### SHORT PROBLEM
In this exercise, return the whole listing exactly, excluding any images.

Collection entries
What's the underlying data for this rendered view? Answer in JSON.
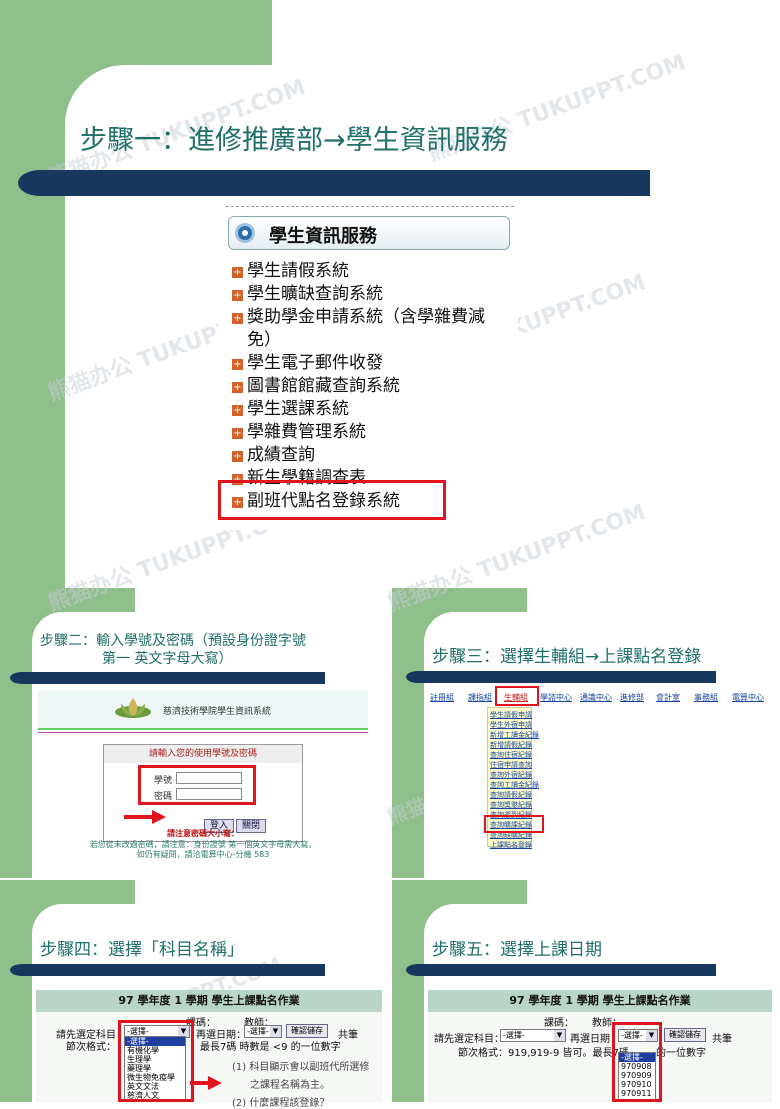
{
  "watermark": "熊猫办公 TUKUPPT.COM",
  "step1": {
    "title": "步驟一：進修推廣部→學生資訊服務",
    "panel_header": "學生資訊服務",
    "items": [
      "學生請假系統",
      "學生曠缺查詢系統",
      "獎助學金申請系統（含學雜費減",
      "免）",
      "學生電子郵件收發",
      "圖書館館藏查詢系統",
      "學生選課系統",
      "學雜費管理系統",
      "成績查詢",
      "新生學籍調查表",
      "副班代點名登錄系統"
    ]
  },
  "step2": {
    "title_line1": "步驟二：輸入學號及密碼（預設身份證字號",
    "title_line2": "第一 英文字母大寫）",
    "system_name": "慈濟技術學院學生資訊系統",
    "box_header": "請輸入您的使用學號及密碼",
    "id_label": "學號",
    "pw_label": "密碼",
    "login_button": "登入",
    "clear_button": "關閉",
    "warn": "請注意密碼大小寫：",
    "note1": "若您從未改過密碼，請注意：身份證號 第一個英文字母需大寫，",
    "note2": "如仍有疑問，請洽電算中心-分機 583"
  },
  "step3": {
    "title": "步驟三：選擇生輔組→上課點名登錄",
    "nav": [
      "註冊組",
      "課指組",
      "生輔組",
      "學諮中心",
      "通識中心",
      "進修部",
      "會計室",
      "事務組",
      "電算中心"
    ],
    "dropdown": [
      "學生請假申請",
      "學生外宿申請",
      "新增工讀金紀錄",
      "新增請假紀錄",
      "查詢住宿紀錄",
      "住宿申請查詢",
      "查詢外宿紀錄",
      "查詢工讀金紀錄",
      "查詢請假紀錄",
      "查詢獎懲紀錄",
      "查詢遲到紀錄",
      "查詢曠課紀錄",
      "查詢缺曠紀錄",
      "上課點名登錄"
    ]
  },
  "step4": {
    "title": "步驟四：選擇「科目名稱」",
    "form_title": "97 學年度 1 學期 學生上課點名作業",
    "course_label": "課碼：",
    "teacher_label": "教師：",
    "subject_label": "請先選定科目：",
    "select_placeholder": "-選擇-",
    "date_label": "再選日期：",
    "date_select": "-選擇-",
    "confirm_button": "確認儲存",
    "total": "共筆",
    "format_prefix": "節次格式：",
    "format_suffix": "最長7碼 時數是 <9 的一位數字",
    "options": [
      "-選擇-",
      "有機化學",
      "生理學",
      "藥理學",
      "微生物免疫學",
      "英文文法",
      "慈濟人文"
    ],
    "notes": [
      "(1) 科目顯示會以副班代所選修",
      "之課程名稱為主。",
      "(2) 什麼課程該登錄？"
    ]
  },
  "step5": {
    "title": "步驟五：選擇上課日期",
    "form_title": "97 學年度 1 學期 學生上課點名作業",
    "course_label": "課碼：",
    "teacher_label": "教師：",
    "subject_label": "請先選定科目：",
    "select_placeholder": "-選擇-",
    "date_label": "再選日期",
    "date_select": "-選擇-",
    "confirm_button": "確認儲存",
    "total": "共筆",
    "format": "節次格式：919,919-9 皆可。最長7碼",
    "format_tail": "的一位數字",
    "options": [
      "-選擇-",
      "970908",
      "970909",
      "970910",
      "970911"
    ]
  }
}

### REPLY
What's the underlying data for this rendered view? Answer in JSON.
{
  "watermark": "熊猫办公 TUKUPPT.COM",
  "step1": {
    "title": "步驟一：進修推廣部→學生資訊服務",
    "panel_header": "學生資訊服務",
    "items": [
      "學生請假系統",
      "學生曠缺查詢系統",
      "獎助學金申請系統（含學雜費減",
      "免）",
      "學生電子郵件收發",
      "圖書館館藏查詢系統",
      "學生選課系統",
      "學雜費管理系統",
      "成績查詢",
      "新生學籍調查表",
      "副班代點名登錄系統"
    ]
  },
  "step2": {
    "title_line1": "步驟二：輸入學號及密碼（預設身份證字號",
    "title_line2": "第一 英文字母大寫）",
    "system_name": "慈濟技術學院學生資訊系統",
    "box_header": "請輸入您的使用學號及密碼",
    "id_label": "學號",
    "pw_label": "密碼",
    "login_button": "登入",
    "clear_button": "關閉",
    "warn": "請注意密碼大小寫：",
    "note1": "若您從未改過密碼，請注意：身份證號 第一個英文字母需大寫，",
    "note2": "如仍有疑問，請洽電算中心-分機 583"
  },
  "step3": {
    "title": "步驟三：選擇生輔組→上課點名登錄",
    "nav": [
      "註冊組",
      "課指組",
      "生輔組",
      "學諮中心",
      "通識中心",
      "進修部",
      "會計室",
      "事務組",
      "電算中心"
    ],
    "dropdown": [
      "學生請假申請",
      "學生外宿申請",
      "新增工讀金紀錄",
      "新增請假紀錄",
      "查詢住宿紀錄",
      "住宿申請查詢",
      "查詢外宿紀錄",
      "查詢工讀金紀錄",
      "查詢請假紀錄",
      "查詢獎懲紀錄",
      "查詢遲到紀錄",
      "查詢曠課紀錄",
      "查詢缺曠紀錄",
      "上課點名登錄"
    ]
  },
  "step4": {
    "title": "步驟四：選擇「科目名稱」",
    "form_title": "97 學年度 1 學期 學生上課點名作業",
    "course_label": "課碼：",
    "teacher_label": "教師：",
    "subject_label": "請先選定科目：",
    "select_placeholder": "-選擇-",
    "date_label": "再選日期：",
    "date_select": "-選擇-",
    "confirm_button": "確認儲存",
    "total": "共筆",
    "format_prefix": "節次格式：",
    "format_suffix": "最長7碼 時數是 <9 的一位數字",
    "options": [
      "-選擇-",
      "有機化學",
      "生理學",
      "藥理學",
      "微生物免疫學",
      "英文文法",
      "慈濟人文"
    ],
    "notes": [
      "(1) 科目顯示會以副班代所選修",
      "之課程名稱為主。",
      "(2) 什麼課程該登錄？"
    ]
  },
  "step5": {
    "title": "步驟五：選擇上課日期",
    "form_title": "97 學年度 1 學期 學生上課點名作業",
    "course_label": "課碼：",
    "teacher_label": "教師：",
    "subject_label": "請先選定科目：",
    "select_placeholder": "-選擇-",
    "date_label": "再選日期",
    "date_select": "-選擇-",
    "confirm_button": "確認儲存",
    "total": "共筆",
    "format": "節次格式：919,919-9 皆可。最長7碼",
    "format_tail": "的一位數字",
    "options": [
      "-選擇-",
      "970908",
      "970909",
      "970910",
      "970911"
    ]
  }
}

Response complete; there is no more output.